▶ ROWS
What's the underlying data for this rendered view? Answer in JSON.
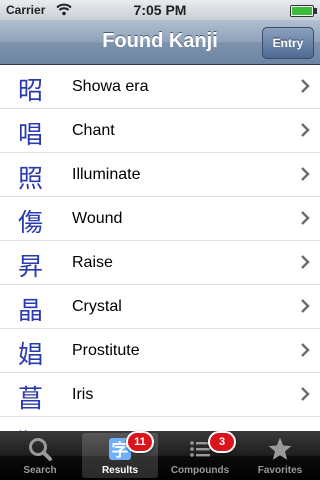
{
  "status_bar": {
    "carrier": "Carrier",
    "time": "7:05 PM"
  },
  "nav": {
    "title": "Found Kanji",
    "right_button": "Entry"
  },
  "kanji_list": [
    {
      "kanji": "昭",
      "meaning": "Showa era"
    },
    {
      "kanji": "唱",
      "meaning": "Chant"
    },
    {
      "kanji": "照",
      "meaning": "Illuminate"
    },
    {
      "kanji": "傷",
      "meaning": "Wound"
    },
    {
      "kanji": "昇",
      "meaning": "Raise"
    },
    {
      "kanji": "晶",
      "meaning": "Crystal"
    },
    {
      "kanji": "娼",
      "meaning": "Prostitute"
    },
    {
      "kanji": "菖",
      "meaning": "Iris"
    },
    {
      "kanji": "猩",
      "meaning": ""
    }
  ],
  "tabs": [
    {
      "label": "Search",
      "icon": "magnifier-icon",
      "badge": "",
      "selected": false
    },
    {
      "label": "Results",
      "icon": "kanji-character-icon",
      "badge": "11",
      "selected": true
    },
    {
      "label": "Compounds",
      "icon": "list-icon",
      "badge": "3",
      "selected": false
    },
    {
      "label": "Favorites",
      "icon": "star-icon",
      "badge": "",
      "selected": false
    }
  ],
  "colors": {
    "kanji_text": "#2a3ab0",
    "badge": "#d9141a",
    "nav_bar": "#6d85a3"
  }
}
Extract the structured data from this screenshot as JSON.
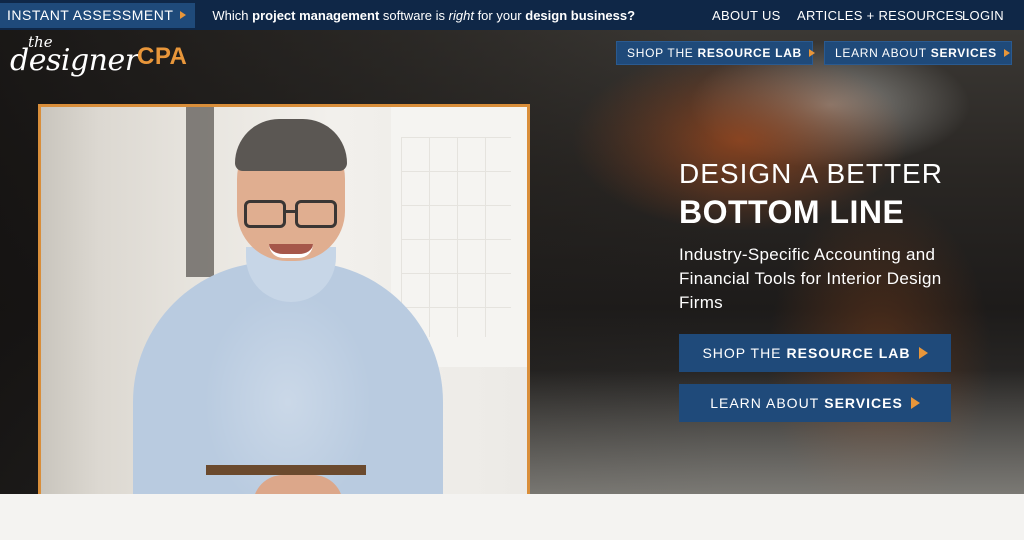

▶ TASK PROMPT
Copy out every line of the material above that mentions the word "meaning".

▶ ANSWER TO THIS TASK
      "meaning": "Showa era"
      "meaning": "Chant"
      "meaning": "Illuminate"
      "meaning": "Wound"
      "meaning": "Raise"
      "meaning": "Crystal"
      "meaning": "Prostitute"
      "meaning": "Iris"
      "meaning": ""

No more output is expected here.